Reflection channel normalization normalizes the size of points in a point cloud to give the points a normalized scale. The reflection channel range of most lidar sensors is from 0 to 255, the reflection channel needs to be normalized to [−1,1] range by subtracting 128 and dividing 255, which is utilized in quantization aware training (QAT).

Points decoration adds an offset to detected points. A pseudo image is a collection of raw lidar data points. There are at least two approaches to decorate points. In one example, points in the 3D grid are subtracted by the grid center coordinates and the normalized reflection channel is also kept. The raw points input (X, Y, Z, reflection) are transformed to decorated points input (X-grid X, Y-grid Y, Z-grid Z, reflection). In another example, points in the grid are not only subtracted by grid center coordinates but also subtracted by points' centroid in the grid. The decorated input will be raw points (X, Y, Z, reflection), points subtracting center (X-grid X, Y-grid Y, Z-grid Z), points subtracting centroid (X-centroid X, Y-centroid Y, Z-centroid Z). The examples appear to outperform the raw points input baseline. The first example may consume less memory and may be more friendly for quantization aware training.

Dataset items:
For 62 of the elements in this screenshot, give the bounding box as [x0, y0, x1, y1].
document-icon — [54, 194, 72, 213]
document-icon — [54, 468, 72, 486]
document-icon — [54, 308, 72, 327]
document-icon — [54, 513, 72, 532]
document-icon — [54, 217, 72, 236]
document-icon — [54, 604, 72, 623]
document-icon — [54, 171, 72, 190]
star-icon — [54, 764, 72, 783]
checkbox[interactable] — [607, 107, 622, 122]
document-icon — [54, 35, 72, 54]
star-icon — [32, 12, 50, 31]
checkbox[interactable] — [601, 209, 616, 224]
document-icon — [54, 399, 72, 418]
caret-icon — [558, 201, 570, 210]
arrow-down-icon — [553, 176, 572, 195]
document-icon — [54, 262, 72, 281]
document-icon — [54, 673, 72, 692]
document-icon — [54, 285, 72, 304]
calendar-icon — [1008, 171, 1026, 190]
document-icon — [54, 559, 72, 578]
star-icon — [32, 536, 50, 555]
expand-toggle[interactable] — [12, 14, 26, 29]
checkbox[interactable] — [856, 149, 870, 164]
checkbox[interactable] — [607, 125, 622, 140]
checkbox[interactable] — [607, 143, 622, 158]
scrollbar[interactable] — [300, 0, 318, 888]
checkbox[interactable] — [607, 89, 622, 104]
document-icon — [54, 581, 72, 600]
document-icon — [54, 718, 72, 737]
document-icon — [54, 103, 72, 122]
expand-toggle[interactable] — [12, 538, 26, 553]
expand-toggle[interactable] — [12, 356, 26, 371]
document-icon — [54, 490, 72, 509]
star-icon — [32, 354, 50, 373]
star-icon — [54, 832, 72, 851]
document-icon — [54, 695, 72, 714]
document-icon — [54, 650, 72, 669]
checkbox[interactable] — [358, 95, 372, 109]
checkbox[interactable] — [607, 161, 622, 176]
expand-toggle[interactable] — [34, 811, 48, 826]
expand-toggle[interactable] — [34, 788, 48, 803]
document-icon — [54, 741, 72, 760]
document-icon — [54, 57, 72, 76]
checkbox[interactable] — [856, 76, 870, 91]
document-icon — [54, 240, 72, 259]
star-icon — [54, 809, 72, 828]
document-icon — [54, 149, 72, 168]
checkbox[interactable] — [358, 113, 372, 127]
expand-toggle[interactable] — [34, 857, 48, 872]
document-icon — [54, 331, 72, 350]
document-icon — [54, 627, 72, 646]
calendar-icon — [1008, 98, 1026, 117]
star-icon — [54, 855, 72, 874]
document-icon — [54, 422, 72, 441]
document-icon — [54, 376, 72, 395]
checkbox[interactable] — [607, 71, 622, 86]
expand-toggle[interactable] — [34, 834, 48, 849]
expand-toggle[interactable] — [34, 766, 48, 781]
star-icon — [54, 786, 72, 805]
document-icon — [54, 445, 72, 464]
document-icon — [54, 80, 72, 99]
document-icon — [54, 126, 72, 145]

» **WHAT TO DO**
In the passage on lidar point decoration, what range does the reflection channel get normalized to? Please answer briefly.

» **RESULT BELOW**
The range [−1,1].